TASK DESCRIPTION:
Leave out the pictures and repeat every record exactly.
____________________
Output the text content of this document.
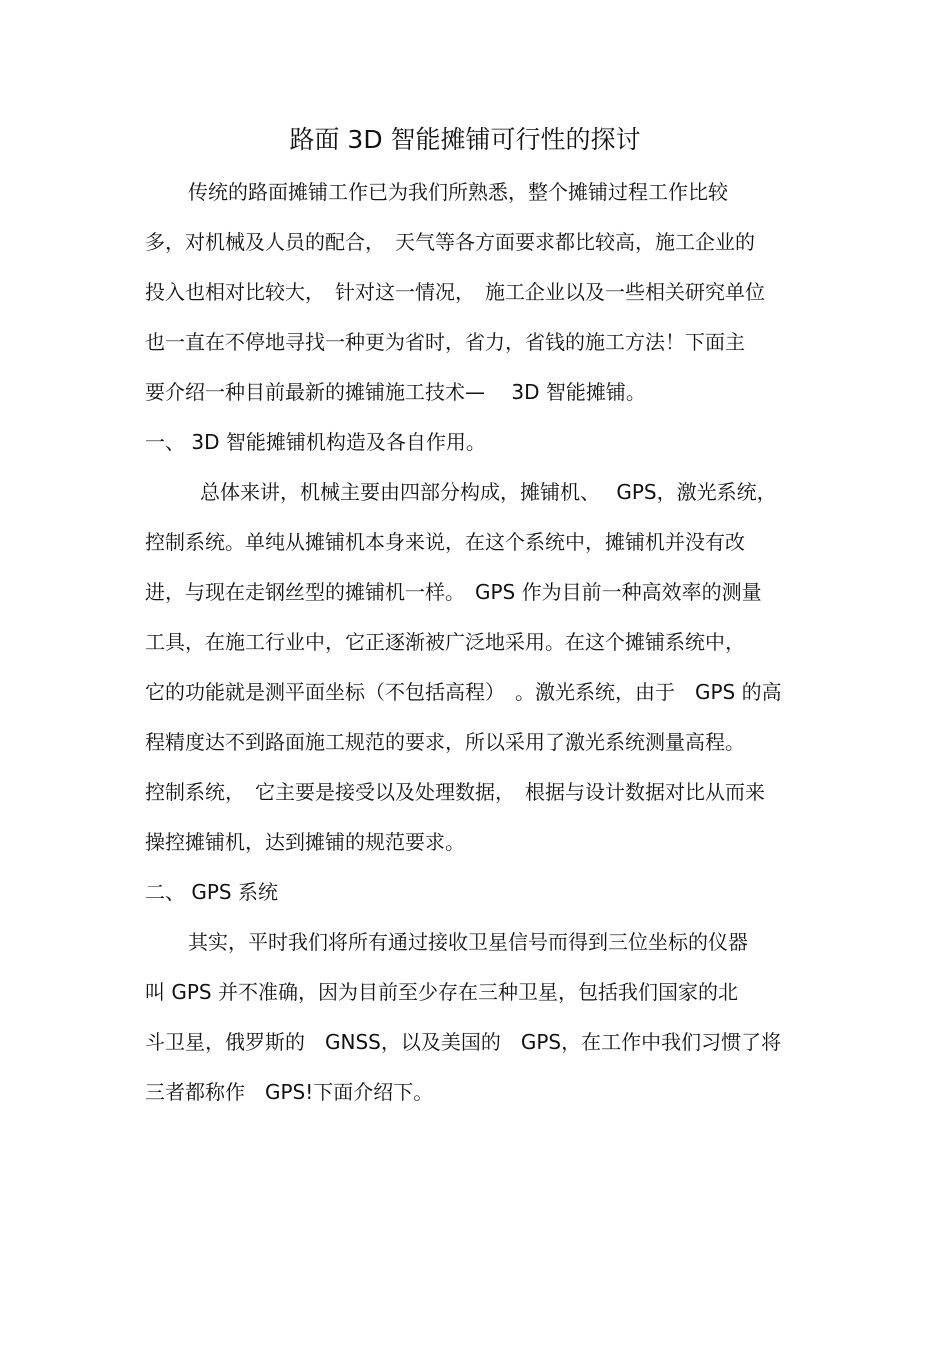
路面 3D 智能摊铺可行性的探讨
传统的路面摊铺工作已为我们所熟悉，整个摊铺过程工作比较
多，对机械及人员的配合，　天气等各方面要求都比较高，施工企业的
投入也相对比较大，　针对这一情况，　施工企业以及一些相关研究单位
也一直在不停地寻找一种更为省时，省力，省钱的施工方法！下面主
要介绍一种目前最新的摊铺施工技术—　 3D 智能摊铺。
一、 3D 智能摊铺机构造及各自作用。
总体来讲，机械主要由四部分构成，摊铺机、　 GPS，激光系统，
控制系统。单纯从摊铺机本身来说，在这个系统中，摊铺机并没有改
进，与现在走钢丝型的摊铺机一样。　GPS 作为目前一种高效率的测量
工具，在施工行业中，它正逐渐被广泛地采用。在这个摊铺系统中，
它的功能就是测平面坐标（不包括高程）　。激光系统，由于　GPS 的高
程精度达不到路面施工规范的要求，所以采用了激光系统测量高程。
控制系统，　它主要是接受以及处理数据，　根据与设计数据对比从而来
操控摊铺机，达到摊铺的规范要求。
二、 GPS 系统
其实，平时我们将所有通过接收卫星信号而得到三位坐标的仪器
叫 GPS 并不准确，因为目前至少存在三种卫星，包括我们国家的北
斗卫星，俄罗斯的　GNSS，以及美国的　GPS，在工作中我们习惯了将
三者都称作　GPS!下面介绍下。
____________________
OUTPUT OF THE TASK:
Output the text content of this document.
路面 3D 智能摊铺可行性的探讨
传统的路面摊铺工作已为我们所熟悉，整个摊铺过程工作比较
多，对机械及人员的配合，　天气等各方面要求都比较高，施工企业的
投入也相对比较大，　针对这一情况，　施工企业以及一些相关研究单位
也一直在不停地寻找一种更为省时，省力，省钱的施工方法！下面主
要介绍一种目前最新的摊铺施工技术—　 3D 智能摊铺。
一、 3D 智能摊铺机构造及各自作用。
总体来讲，机械主要由四部分构成，摊铺机、　 GPS，激光系统，
控制系统。单纯从摊铺机本身来说，在这个系统中，摊铺机并没有改
进，与现在走钢丝型的摊铺机一样。　GPS 作为目前一种高效率的测量
工具，在施工行业中，它正逐渐被广泛地采用。在这个摊铺系统中，
它的功能就是测平面坐标（不包括高程）　。激光系统，由于　GPS 的高
程精度达不到路面施工规范的要求，所以采用了激光系统测量高程。
控制系统，　它主要是接受以及处理数据，　根据与设计数据对比从而来
操控摊铺机，达到摊铺的规范要求。
二、 GPS 系统
其实，平时我们将所有通过接收卫星信号而得到三位坐标的仪器
叫 GPS 并不准确，因为目前至少存在三种卫星，包括我们国家的北
斗卫星，俄罗斯的　GNSS，以及美国的　GPS，在工作中我们习惯了将
三者都称作　GPS!下面介绍下。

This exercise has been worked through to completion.